### [Приведённый отрывок]
◆ ◆ ◆
Эти мудрые слова старца Нектария могут быть обращены ко многим ложным мистическим учениям, также запутыва­ющим душу видимостью общения с духовным миром (напри­мер, теософия). О других христианских вероисповеданиях старец говорил: «Премудрость создала себе дом на семи стол­пах. Эти семь столпов имеет Православие. Но у святой Пре­мудрости Божией есть и другие дома — там может быть шесть и менее столпов и соответственно этому различные ступени благодатности». Он говорил: «В последние времена мир будет опоясан железом и бумагой. Во дни Ноя было так: потоп при­ближался. О нем знал Ной и говорил людям, а те не верили. Он нанял рабочих строить ковчег, а они, строя ковчег, не верили, и потому за работу свою они лишь получали установ­ленную плату, но не спаслись. Те дни — прообраз наших дней. Ковчег — Церковь. Только те, что будут в ней, спасутся».

— А миллионы китайцев, индусов, турок и других не хри­стиан?

Старец отвечал так: «Бог желает спасти не только народы, но и каждую душу. Простой индус, верящий по-своему во Всевышнего и исполняющий, как умеет, волю Его, спасется, но тот, кто, зная о христианстве, идет буддистским путем или делается йогом, — не мыслю».

О софийности в душе человеческой старец говорил, что она возгорается, когда душа воззовет к Богу: «Отец мой и вождь девства моего!» Тогда Бог душе блудницы возвращает девственность и она становится «невестой Христовой, сестрой Слова».

Старец определял духовный путь как «канат, протянутый в тридцати футах от земли. Пройдешь по нему — все в востор­ге, а падешь — стыд-то какой!».

С тихим вздохом сказал однажды старец: «Общественная жизнь измеряет годы, века, тысячелетия, а самое главное: И бысть вечер, и бысть утро, день един (Быт. 1, 5). Бывает в движении сужение и расширение, но, сколько бы человек ни прожил, все так будет: И бысть утро, и бысть вечер, день един. Самое твердое — камень, самое нежное — вода, но кап­ля за каплей продалбливает камень. Человеку даны глаза, что­бы он глядел ими прямо».

Он говорил о великой постепенности духовного пути, о том, что «ко всему нужно принуждение. Вот если подан обед и вы хотите покушать и слышите вкусный запах, все-таки сама ложка вам не поднесет кушанья. Нужно понудить себя встать, подойти, взять ложку и тогда уже кушать. И никакое дело не делается сразу — везде требуется пождание и тер­пение».
◆ ◆ ◆
### [Извлечённые данные]
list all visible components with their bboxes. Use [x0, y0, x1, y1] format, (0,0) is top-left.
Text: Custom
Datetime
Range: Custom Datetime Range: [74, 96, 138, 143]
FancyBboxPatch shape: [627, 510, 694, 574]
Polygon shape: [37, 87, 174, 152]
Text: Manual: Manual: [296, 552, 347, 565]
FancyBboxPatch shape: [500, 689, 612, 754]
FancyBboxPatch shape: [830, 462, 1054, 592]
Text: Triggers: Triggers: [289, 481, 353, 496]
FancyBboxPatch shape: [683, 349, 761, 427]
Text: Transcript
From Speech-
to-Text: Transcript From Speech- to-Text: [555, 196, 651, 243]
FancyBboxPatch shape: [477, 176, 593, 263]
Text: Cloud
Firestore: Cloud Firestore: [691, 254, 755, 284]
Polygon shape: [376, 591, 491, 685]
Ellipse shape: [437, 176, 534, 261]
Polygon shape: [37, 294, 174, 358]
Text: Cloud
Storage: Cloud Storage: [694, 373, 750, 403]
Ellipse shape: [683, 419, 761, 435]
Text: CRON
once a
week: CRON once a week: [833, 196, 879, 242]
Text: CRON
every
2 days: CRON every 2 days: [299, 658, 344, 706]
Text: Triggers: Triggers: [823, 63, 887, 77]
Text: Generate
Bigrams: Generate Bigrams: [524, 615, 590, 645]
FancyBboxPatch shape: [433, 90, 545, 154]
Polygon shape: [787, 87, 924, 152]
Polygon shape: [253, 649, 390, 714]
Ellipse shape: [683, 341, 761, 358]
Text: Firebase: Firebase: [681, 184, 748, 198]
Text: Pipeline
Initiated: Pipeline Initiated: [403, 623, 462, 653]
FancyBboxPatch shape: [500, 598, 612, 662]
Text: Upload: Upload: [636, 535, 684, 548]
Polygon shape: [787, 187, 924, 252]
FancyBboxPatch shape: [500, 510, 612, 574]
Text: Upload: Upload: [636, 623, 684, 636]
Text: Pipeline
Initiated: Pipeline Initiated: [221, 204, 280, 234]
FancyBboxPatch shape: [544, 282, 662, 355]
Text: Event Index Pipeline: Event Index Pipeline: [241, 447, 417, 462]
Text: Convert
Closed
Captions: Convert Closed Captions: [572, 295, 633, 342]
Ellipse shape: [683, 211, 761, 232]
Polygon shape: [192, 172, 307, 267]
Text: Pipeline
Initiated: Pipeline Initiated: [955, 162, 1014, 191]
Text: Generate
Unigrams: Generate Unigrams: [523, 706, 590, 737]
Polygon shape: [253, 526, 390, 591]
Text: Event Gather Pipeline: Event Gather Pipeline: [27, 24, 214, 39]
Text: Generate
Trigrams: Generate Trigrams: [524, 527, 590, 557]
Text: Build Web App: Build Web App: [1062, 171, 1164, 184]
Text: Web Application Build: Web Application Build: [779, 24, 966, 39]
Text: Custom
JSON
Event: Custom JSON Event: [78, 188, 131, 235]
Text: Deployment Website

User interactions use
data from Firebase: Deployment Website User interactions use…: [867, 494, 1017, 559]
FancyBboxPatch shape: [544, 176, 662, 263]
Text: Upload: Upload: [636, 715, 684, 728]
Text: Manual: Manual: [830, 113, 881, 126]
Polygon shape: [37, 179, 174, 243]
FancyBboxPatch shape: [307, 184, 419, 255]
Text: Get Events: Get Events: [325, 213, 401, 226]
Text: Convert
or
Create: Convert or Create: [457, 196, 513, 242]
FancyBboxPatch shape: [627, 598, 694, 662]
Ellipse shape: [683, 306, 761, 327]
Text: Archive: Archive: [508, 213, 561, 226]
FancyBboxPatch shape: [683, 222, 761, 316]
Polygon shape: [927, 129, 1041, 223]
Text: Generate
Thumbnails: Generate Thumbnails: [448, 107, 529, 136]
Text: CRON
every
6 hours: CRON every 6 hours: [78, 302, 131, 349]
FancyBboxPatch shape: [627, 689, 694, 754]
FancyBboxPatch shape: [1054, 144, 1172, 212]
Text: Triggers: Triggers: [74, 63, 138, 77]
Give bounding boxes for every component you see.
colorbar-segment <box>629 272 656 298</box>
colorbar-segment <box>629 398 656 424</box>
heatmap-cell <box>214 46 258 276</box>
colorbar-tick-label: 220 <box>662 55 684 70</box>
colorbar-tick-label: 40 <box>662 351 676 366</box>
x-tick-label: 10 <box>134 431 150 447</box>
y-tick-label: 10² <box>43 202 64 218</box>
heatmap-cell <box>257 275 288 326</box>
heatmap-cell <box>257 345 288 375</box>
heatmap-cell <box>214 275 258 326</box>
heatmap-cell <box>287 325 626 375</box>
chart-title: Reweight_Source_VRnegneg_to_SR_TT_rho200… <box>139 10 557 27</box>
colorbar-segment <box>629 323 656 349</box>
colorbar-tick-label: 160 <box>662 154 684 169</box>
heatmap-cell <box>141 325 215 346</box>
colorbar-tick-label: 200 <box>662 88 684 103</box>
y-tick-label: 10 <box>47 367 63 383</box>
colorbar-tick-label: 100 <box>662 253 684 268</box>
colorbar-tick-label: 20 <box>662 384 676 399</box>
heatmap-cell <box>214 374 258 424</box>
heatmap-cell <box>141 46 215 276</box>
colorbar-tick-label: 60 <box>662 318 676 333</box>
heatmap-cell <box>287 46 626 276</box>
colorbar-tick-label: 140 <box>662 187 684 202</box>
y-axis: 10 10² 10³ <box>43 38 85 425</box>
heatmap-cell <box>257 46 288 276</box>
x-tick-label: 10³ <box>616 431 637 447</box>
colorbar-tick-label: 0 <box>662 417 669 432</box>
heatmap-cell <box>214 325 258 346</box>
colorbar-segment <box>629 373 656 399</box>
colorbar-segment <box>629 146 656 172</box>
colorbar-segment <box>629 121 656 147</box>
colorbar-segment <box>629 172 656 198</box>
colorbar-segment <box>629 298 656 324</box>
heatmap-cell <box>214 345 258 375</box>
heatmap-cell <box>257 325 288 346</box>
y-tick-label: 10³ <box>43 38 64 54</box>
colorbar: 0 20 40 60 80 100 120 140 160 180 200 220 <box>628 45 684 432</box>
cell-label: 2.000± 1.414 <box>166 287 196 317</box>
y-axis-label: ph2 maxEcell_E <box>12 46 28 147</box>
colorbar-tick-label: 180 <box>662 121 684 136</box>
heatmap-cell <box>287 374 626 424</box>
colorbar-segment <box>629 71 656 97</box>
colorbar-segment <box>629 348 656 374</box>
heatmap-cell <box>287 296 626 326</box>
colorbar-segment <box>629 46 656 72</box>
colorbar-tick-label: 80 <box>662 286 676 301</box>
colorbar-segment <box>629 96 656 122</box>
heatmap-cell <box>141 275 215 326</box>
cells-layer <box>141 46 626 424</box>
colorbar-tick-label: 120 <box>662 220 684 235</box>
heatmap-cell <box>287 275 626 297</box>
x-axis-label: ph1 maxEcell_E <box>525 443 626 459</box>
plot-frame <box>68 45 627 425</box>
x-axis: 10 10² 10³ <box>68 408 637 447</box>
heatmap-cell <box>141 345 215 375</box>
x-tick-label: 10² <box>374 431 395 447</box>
◆ ◆ ◆
### [Что требуется]
Сократите абзац отрывка, который начинается словами «Он говорил о великой постепенности». Сохраните его основные сведения.

### [Поле для ответа]
Старец учил, что духовный путь постепенен и во всём нужно принуждение. Даже к поданному обеду надо самому встать, подойти и взять ложку: сама она кушанья не поднесёт. Ничто не делается сразу, везде нужны ожидание и терпение.